### TASK DESCRIPTION
Render every entry verbatim.
+++ DATA LINES +++
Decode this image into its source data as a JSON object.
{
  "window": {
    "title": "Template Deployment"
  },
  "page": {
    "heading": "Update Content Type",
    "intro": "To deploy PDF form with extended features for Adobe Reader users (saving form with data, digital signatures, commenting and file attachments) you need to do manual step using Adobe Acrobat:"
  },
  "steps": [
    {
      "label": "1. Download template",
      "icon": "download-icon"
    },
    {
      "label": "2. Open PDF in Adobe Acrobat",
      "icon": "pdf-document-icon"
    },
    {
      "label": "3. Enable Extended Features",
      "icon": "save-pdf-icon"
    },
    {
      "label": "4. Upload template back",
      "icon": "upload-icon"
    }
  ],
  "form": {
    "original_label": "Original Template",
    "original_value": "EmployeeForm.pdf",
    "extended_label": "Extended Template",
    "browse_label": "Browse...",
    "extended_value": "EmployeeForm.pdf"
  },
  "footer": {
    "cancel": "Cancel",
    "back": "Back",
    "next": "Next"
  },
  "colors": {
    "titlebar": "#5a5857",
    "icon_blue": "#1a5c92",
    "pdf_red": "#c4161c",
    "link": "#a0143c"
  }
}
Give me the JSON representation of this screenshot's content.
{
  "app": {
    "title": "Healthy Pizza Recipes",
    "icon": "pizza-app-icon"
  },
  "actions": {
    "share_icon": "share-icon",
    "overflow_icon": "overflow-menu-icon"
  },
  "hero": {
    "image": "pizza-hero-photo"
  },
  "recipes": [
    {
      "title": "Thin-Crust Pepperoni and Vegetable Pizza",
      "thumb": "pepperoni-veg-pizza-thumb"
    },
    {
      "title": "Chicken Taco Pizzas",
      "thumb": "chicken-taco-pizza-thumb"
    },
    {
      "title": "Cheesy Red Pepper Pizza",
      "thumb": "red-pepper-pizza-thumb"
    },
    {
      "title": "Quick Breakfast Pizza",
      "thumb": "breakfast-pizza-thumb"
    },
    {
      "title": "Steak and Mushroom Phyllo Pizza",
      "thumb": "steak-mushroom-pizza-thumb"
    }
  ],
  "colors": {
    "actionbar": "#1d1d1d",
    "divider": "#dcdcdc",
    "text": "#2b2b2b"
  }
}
+++
### RESPONSE FOR THIS EXERCISE
Decode this image into its source data as a JSON object.
{
  "window": {
    "title": "Template Deployment"
  },
  "page": {
    "heading": "Update Content Type",
    "intro": "To deploy PDF form with extended features for Adobe Reader users (saving form with data, digital signatures, commenting and file attachments) you need to do manual step using Adobe Acrobat:"
  },
  "steps": [
    {
      "label": "1. Download template",
      "icon": "download-icon"
    },
    {
      "label": "2. Open PDF in Adobe Acrobat",
      "icon": "pdf-document-icon"
    },
    {
      "label": "3. Enable Extended Features",
      "icon": "save-pdf-icon"
    },
    {
      "label": "4. Upload template back",
      "icon": "upload-icon"
    }
  ],
  "form": {
    "original_label": "Original Template",
    "original_value": "EmployeeForm.pdf",
    "extended_label": "Extended Template",
    "browse_label": "Browse...",
    "extended_value": "EmployeeForm.pdf"
  },
  "footer": {
    "cancel": "Cancel",
    "back": "Back",
    "next": "Next"
  },
  "colors": {
    "titlebar": "#5a5857",
    "icon_blue": "#1a5c92",
    "pdf_red": "#c4161c",
    "link": "#a0143c"
  }
}
Give me the JSON representation of this screenshot's content.
{
  "app": {
    "title": "Healthy Pizza Recipes",
    "icon": "pizza-app-icon"
  },
  "actions": {
    "share_icon": "share-icon",
    "overflow_icon": "overflow-menu-icon"
  },
  "hero": {
    "image": "pizza-hero-photo"
  },
  "recipes": [
    {
      "title": "Thin-Crust Pepperoni and Vegetable Pizza",
      "thumb": "pepperoni-veg-pizza-thumb"
    },
    {
      "title": "Chicken Taco Pizzas",
      "thumb": "chicken-taco-pizza-thumb"
    },
    {
      "title": "Cheesy Red Pepper Pizza",
      "thumb": "red-pepper-pizza-thumb"
    },
    {
      "title": "Quick Breakfast Pizza",
      "thumb": "breakfast-pizza-thumb"
    },
    {
      "title": "Steak and Mushroom Phyllo Pizza",
      "thumb": "steak-mushroom-pizza-thumb"
    }
  ],
  "colors": {
    "actionbar": "#1d1d1d",
    "divider": "#dcdcdc",
    "text": "#2b2b2b"
  }
}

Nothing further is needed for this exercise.